[EXERCISE DESCRIPTION] Print every entry exactly as written.

## Begin DATASET

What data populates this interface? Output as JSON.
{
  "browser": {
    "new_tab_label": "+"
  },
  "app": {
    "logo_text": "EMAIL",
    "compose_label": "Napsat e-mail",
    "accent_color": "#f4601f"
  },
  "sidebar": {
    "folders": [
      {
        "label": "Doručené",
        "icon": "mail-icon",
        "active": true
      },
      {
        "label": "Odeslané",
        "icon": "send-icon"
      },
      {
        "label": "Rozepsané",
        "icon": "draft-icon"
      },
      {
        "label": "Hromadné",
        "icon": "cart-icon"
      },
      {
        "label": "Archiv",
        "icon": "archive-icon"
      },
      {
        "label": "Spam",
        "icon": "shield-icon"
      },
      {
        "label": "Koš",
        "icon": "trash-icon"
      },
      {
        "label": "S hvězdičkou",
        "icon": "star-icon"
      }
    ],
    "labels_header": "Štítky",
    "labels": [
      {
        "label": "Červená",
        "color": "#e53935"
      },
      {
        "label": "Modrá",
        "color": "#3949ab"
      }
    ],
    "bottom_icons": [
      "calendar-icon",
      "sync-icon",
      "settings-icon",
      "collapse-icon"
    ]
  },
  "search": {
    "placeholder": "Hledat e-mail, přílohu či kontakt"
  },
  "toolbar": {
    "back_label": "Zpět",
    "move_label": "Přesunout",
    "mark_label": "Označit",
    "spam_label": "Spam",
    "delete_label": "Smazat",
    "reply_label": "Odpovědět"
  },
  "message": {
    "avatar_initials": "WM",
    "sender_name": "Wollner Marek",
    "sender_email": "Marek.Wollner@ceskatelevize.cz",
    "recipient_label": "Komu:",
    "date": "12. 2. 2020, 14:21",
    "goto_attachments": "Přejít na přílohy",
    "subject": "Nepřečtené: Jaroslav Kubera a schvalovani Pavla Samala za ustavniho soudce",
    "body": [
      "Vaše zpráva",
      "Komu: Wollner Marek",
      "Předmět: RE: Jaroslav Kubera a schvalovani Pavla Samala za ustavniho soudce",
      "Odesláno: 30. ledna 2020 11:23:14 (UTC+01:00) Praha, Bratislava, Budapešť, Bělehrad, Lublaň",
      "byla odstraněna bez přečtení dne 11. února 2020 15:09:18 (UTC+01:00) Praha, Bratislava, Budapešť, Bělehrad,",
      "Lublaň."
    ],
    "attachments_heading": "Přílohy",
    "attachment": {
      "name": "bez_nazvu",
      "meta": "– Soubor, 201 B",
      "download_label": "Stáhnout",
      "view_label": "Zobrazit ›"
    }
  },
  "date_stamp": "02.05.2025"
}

## End DATASET

[CORRECT RESPONSE]
What data populates this interface? Output as JSON.
{
  "browser": {
    "new_tab_label": "+"
  },
  "app": {
    "logo_text": "EMAIL",
    "compose_label": "Napsat e-mail",
    "accent_color": "#f4601f"
  },
  "sidebar": {
    "folders": [
      {
        "label": "Doručené",
        "icon": "mail-icon",
        "active": true
      },
      {
        "label": "Odeslané",
        "icon": "send-icon"
      },
      {
        "label": "Rozepsané",
        "icon": "draft-icon"
      },
      {
        "label": "Hromadné",
        "icon": "cart-icon"
      },
      {
        "label": "Archiv",
        "icon": "archive-icon"
      },
      {
        "label": "Spam",
        "icon": "shield-icon"
      },
      {
        "label": "Koš",
        "icon": "trash-icon"
      },
      {
        "label": "S hvězdičkou",
        "icon": "star-icon"
      }
    ],
    "labels_header": "Štítky",
    "labels": [
      {
        "label": "Červená",
        "color": "#e53935"
      },
      {
        "label": "Modrá",
        "color": "#3949ab"
      }
    ],
    "bottom_icons": [
      "calendar-icon",
      "sync-icon",
      "settings-icon",
      "collapse-icon"
    ]
  },
  "search": {
    "placeholder": "Hledat e-mail, přílohu či kontakt"
  },
  "toolbar": {
    "back_label": "Zpět",
    "move_label": "Přesunout",
    "mark_label": "Označit",
    "spam_label": "Spam",
    "delete_label": "Smazat",
    "reply_label": "Odpovědět"
  },
  "message": {
    "avatar_initials": "WM",
    "sender_name": "Wollner Marek",
    "sender_email": "Marek.Wollner@ceskatelevize.cz",
    "recipient_label": "Komu:",
    "date": "12. 2. 2020, 14:21",
    "goto_attachments": "Přejít na přílohy",
    "subject": "Nepřečtené: Jaroslav Kubera a schvalovani Pavla Samala za ustavniho soudce",
    "body": [
      "Vaše zpráva",
      "Komu: Wollner Marek",
      "Předmět: RE: Jaroslav Kubera a schvalovani Pavla Samala za ustavniho soudce",
      "Odesláno: 30. ledna 2020 11:23:14 (UTC+01:00) Praha, Bratislava, Budapešť, Bělehrad, Lublaň",
      "byla odstraněna bez přečtení dne 11. února 2020 15:09:18 (UTC+01:00) Praha, Bratislava, Budapešť, Bělehrad,",
      "Lublaň."
    ],
    "attachments_heading": "Přílohy",
    "attachment": {
      "name": "bez_nazvu",
      "meta": "– Soubor, 201 B",
      "download_label": "Stáhnout",
      "view_label": "Zobrazit ›"
    }
  },
  "date_stamp": "02.05.2025"
}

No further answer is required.